• [Given records]

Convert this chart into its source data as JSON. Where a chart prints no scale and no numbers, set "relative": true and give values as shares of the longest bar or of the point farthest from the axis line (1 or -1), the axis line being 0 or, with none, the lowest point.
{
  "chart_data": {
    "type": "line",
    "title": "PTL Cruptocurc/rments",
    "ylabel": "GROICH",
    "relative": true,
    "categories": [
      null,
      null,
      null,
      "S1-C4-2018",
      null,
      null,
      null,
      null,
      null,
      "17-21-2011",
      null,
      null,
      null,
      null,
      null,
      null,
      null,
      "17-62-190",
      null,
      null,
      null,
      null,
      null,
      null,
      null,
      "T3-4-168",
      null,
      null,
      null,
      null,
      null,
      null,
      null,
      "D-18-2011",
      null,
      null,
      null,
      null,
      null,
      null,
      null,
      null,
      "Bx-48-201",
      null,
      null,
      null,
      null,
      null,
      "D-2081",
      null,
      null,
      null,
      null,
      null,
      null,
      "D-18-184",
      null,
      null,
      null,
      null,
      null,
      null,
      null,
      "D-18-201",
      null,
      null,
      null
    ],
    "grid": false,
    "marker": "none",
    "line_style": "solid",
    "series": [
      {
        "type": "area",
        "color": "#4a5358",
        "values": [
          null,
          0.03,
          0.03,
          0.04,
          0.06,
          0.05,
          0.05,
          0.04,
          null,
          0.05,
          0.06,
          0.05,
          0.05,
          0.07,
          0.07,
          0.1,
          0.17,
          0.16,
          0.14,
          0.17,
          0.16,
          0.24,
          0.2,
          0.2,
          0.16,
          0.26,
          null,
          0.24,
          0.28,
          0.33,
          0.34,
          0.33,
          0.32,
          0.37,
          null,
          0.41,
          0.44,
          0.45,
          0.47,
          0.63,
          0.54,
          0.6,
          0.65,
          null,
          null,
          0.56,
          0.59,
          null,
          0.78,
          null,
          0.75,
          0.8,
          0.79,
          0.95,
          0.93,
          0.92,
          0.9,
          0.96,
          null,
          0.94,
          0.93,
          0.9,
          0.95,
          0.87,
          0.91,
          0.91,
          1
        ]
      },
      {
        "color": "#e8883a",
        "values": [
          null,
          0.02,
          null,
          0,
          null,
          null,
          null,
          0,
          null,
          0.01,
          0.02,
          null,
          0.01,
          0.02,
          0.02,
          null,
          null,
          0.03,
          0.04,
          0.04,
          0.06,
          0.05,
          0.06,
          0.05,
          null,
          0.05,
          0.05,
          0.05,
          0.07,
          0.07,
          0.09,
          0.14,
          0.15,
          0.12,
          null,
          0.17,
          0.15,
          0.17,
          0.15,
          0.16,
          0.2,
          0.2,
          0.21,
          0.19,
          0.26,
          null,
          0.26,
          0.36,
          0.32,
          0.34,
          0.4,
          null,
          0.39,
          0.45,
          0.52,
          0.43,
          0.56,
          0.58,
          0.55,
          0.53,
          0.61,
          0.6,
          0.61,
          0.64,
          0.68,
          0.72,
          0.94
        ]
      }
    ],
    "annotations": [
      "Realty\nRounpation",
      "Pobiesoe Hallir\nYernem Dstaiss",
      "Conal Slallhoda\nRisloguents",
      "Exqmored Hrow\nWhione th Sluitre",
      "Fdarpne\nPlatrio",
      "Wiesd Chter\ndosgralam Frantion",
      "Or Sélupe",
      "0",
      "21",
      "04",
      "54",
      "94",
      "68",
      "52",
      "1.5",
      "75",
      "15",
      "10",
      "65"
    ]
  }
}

* * *

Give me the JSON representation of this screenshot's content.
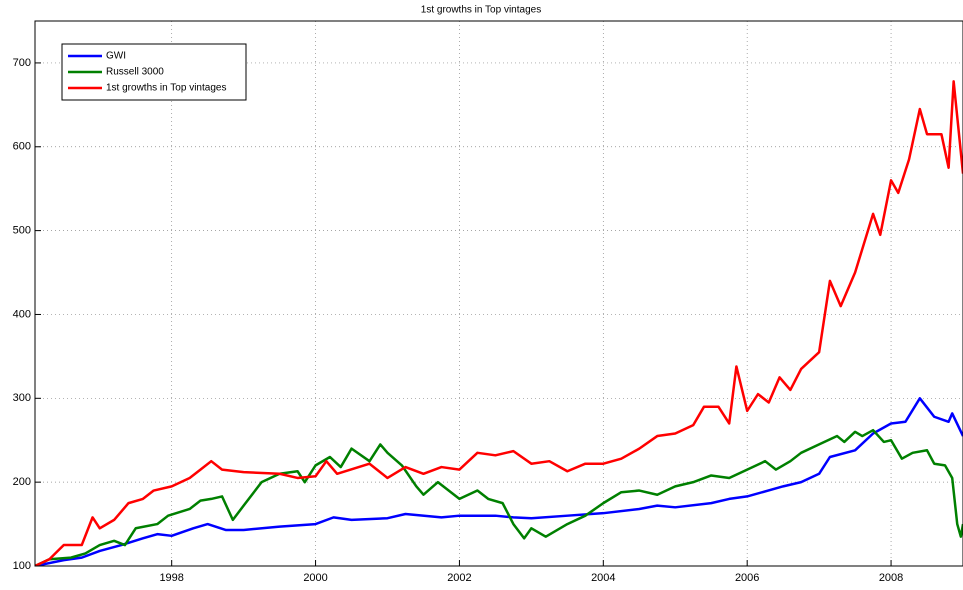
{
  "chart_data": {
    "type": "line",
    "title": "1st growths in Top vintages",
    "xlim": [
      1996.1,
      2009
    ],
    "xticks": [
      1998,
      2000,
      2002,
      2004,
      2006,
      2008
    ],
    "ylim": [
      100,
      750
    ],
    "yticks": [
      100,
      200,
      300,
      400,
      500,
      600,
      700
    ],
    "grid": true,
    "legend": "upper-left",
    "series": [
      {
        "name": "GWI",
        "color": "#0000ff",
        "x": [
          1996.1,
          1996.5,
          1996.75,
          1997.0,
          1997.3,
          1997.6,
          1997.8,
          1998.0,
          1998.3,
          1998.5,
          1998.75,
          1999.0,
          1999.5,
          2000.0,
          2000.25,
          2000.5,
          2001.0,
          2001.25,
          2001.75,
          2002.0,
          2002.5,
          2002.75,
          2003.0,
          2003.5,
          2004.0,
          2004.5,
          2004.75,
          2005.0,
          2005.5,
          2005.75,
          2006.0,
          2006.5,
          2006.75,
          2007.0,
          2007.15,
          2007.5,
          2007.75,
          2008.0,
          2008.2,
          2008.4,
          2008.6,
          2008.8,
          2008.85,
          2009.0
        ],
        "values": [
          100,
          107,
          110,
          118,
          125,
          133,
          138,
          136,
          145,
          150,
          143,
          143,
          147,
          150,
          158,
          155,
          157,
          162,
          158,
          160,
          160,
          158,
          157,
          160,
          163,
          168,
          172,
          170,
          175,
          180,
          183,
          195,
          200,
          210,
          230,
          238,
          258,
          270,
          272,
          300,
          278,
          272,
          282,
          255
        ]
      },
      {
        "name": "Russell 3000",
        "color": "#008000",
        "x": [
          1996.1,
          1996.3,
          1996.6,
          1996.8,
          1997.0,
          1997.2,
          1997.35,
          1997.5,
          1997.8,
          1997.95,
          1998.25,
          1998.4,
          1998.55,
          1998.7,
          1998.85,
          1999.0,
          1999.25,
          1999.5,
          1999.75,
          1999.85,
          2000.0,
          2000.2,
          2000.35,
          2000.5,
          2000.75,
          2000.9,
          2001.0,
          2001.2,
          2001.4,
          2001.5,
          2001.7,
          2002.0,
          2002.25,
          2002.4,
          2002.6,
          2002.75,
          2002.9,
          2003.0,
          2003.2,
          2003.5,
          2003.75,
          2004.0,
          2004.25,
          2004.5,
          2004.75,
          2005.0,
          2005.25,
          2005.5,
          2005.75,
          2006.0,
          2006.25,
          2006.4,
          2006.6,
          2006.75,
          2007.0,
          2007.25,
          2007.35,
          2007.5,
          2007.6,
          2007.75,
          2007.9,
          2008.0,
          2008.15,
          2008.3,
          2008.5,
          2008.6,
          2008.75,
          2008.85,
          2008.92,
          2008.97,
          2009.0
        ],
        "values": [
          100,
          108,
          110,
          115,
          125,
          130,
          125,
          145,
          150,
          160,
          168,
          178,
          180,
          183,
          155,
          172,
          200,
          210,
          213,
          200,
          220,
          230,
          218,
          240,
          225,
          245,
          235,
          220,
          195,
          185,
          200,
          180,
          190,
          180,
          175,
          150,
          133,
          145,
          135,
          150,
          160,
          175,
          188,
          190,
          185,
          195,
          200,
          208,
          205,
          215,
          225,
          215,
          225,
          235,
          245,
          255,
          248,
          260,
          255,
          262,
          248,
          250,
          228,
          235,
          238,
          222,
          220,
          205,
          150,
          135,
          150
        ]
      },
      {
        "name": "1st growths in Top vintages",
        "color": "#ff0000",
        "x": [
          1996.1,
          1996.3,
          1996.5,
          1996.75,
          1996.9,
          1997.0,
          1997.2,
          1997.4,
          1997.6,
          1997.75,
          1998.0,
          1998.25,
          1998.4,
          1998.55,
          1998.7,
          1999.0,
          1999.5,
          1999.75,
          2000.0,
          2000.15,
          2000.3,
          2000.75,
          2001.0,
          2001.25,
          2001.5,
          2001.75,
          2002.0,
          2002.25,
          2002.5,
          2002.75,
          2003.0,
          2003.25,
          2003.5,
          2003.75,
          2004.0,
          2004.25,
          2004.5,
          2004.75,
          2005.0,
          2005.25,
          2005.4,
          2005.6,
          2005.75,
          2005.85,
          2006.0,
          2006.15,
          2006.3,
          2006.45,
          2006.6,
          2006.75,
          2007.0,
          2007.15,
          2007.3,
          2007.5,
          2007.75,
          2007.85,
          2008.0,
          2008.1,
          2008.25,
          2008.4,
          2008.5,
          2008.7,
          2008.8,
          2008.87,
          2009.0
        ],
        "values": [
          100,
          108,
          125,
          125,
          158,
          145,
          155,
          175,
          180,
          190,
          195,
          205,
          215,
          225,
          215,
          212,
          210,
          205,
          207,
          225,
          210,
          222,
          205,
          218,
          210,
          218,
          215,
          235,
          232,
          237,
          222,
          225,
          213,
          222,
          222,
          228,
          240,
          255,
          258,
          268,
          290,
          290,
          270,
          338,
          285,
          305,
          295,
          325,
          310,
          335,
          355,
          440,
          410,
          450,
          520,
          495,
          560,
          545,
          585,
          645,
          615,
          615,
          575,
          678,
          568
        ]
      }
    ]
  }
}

• [Goal]
Go through the entries above and pull out each line with "color" in it.

• [Exercise solution]
        "color": "#4a5358",
        "color": "#e8883a",
        "color": "#0000ff",
        "color": "#008000",
        "color": "#ff0000",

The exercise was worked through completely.